NRC Congress: On the Dotted Line

Contracts with haulers can make or break a program’s fiscal good sense.

In jurisdictions where environmental considerations alone will not safeguard recycling programs, then cost-sharing and revenue sharing aspects of contracts with haulers and processors must be planned and negotiated thoroughly.

 

A session on the topic of contracts held at the National Recycling Coalition (NRC) Annual Congress, held in Minneapolis Aug. 29-31, offered several examples of how municipalities have worked to ensure that they offer fiscal responsibility to their taxpayers and elected officials.

 

In Colorado, Charlotte Pitt of Denver Recycles says her agency had a variety of goals in mind when negotiating its current contract, including improving efficiencies, offering better safety conditions for workers, increasing the amount of material collected and maximizing fiscal responsibility.

 

The City of Denver collects curbside material itself, but contracted processing out to the former Tri-R Recycling plant, now owned by Waste Management Inc.’s RecycleAmerica Alliance. According to Pitt, the plant was centrally located to minimize hauling costs.

 

The contract also guarantees the City will receive $33 per ton for what is marketed, with an “upmarket clause” that can go into effect when secondary commodity prices increase.

 

In a separate presentation, Peter Engel of consulting firm TERRA, Newburyport, Mass., detailed how a regional MRF in Springfield, Mass., sought proposals from several bidders before ultimately deciding to again work with the RecycleAmerica Alliance division of Waste Management Inc., Houston.

 

Under terms of the current contract, communities are paid $15.67 for material that is collected by communities either through curbside service or at drop-off centers. There is also a revenue-sharing clause based upon market index pricing for a weighted blend of MRF commodities (with higher volume commodities such as ONP carrying greater weight).

 

Engel’s advice to communities preparing for the bidding or proposal process is to provide a proposal that can almost double as a final contract, so that all who submit bids will know the precise terms of the pending contract. He also recommends a revenue sharing arrangement, perhaps based on published market indexes.

### The problem
Can you output, word for word, the part of the recycling contracts article starting with "A session on" and going on through "maximizing fiscal responsibility."?

### Dataset records
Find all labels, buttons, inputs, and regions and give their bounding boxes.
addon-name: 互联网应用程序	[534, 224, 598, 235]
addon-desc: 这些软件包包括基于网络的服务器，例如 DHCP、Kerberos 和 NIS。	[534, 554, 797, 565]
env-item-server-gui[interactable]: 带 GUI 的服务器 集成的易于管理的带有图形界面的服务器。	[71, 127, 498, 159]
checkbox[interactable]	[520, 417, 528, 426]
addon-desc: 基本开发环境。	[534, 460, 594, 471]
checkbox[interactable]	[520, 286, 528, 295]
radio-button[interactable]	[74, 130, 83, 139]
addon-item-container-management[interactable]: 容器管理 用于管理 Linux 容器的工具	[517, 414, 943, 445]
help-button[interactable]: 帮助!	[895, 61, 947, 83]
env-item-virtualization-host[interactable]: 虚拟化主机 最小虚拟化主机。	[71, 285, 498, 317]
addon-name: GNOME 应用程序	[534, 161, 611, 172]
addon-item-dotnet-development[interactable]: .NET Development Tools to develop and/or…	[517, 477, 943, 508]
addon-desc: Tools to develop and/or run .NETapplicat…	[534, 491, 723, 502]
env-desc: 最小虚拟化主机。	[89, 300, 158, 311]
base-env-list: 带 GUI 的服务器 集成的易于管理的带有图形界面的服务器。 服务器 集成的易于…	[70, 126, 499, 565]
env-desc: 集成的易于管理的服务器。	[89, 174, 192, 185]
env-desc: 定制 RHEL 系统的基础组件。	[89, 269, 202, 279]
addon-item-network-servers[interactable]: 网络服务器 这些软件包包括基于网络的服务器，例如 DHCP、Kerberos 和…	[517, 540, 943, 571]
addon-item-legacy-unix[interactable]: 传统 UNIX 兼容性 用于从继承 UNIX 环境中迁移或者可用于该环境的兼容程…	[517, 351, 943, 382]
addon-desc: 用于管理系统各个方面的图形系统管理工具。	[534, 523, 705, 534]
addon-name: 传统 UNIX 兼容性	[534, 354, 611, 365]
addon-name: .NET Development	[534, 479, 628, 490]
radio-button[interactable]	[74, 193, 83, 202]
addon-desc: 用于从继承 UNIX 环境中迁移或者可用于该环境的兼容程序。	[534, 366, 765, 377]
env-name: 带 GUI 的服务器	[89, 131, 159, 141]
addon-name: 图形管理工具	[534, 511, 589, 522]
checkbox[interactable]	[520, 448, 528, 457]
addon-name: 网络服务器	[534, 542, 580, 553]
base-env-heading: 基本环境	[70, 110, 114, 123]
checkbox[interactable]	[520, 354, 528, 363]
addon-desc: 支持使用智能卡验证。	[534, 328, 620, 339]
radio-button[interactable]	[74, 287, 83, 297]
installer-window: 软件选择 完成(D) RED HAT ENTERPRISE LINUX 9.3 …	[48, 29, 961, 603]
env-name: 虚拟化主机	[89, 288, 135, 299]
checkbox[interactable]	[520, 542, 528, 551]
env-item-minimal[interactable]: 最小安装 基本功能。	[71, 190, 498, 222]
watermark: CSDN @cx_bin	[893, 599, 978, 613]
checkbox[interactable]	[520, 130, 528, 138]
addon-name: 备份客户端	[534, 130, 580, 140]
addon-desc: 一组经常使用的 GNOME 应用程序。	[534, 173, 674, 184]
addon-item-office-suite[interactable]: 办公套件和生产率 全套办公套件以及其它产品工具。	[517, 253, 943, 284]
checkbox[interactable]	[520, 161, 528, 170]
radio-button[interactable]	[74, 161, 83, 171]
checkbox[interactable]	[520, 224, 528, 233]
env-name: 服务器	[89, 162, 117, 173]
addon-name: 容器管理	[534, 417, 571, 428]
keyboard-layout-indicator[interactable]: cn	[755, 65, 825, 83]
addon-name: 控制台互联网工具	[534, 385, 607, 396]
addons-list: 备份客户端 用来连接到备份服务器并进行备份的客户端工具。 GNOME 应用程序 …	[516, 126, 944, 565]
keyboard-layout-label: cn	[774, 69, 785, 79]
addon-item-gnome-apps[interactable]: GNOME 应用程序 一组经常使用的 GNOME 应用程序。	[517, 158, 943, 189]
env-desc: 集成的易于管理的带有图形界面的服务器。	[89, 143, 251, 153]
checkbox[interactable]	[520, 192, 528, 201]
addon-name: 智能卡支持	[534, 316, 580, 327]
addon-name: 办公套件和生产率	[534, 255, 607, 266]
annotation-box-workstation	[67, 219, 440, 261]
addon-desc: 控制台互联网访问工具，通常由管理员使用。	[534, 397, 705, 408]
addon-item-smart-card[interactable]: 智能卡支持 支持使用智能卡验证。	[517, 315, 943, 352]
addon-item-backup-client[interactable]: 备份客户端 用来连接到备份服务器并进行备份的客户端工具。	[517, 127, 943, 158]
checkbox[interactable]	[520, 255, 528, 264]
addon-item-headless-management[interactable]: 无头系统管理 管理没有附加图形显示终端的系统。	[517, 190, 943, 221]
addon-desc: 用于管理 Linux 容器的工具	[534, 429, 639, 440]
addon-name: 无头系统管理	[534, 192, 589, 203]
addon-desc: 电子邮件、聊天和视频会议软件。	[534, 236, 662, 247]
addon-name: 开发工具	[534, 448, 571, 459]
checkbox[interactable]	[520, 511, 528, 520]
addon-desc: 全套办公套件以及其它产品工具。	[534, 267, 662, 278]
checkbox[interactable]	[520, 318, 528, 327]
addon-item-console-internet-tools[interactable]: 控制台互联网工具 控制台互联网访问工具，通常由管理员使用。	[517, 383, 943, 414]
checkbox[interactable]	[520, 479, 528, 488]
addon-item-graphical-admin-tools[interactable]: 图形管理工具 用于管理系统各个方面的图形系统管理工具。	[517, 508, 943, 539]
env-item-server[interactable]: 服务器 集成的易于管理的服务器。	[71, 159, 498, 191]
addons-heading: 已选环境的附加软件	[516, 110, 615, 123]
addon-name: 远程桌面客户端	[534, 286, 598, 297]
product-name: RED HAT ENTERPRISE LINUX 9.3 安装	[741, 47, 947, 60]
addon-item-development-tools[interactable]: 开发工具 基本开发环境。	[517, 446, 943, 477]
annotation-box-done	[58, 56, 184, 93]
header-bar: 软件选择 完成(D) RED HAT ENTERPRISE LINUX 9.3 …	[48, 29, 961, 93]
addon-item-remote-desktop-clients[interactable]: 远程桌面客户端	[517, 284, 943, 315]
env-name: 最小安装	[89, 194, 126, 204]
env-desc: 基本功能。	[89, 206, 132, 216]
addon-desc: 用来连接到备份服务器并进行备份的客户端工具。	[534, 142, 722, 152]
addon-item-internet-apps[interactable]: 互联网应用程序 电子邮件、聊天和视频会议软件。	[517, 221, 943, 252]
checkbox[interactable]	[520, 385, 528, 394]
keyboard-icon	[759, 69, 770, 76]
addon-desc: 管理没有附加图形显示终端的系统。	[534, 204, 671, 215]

### Task response
A session on the topic of contracts held at the National Recycling Coalition (NRC) Annual Congress, held in Minneapolis Aug. 29-31, offered several examples of how municipalities have worked to ensure that they offer fiscal responsibility to their taxpayers and elected officials.

 

In Colorado, Charlotte Pitt of Denver Recycles says her agency had a variety of goals in mind when negotiating its current contract, including improving efficiencies, offering better safety conditions for workers, increasing the amount of material collected and maximizing fiscal responsibility.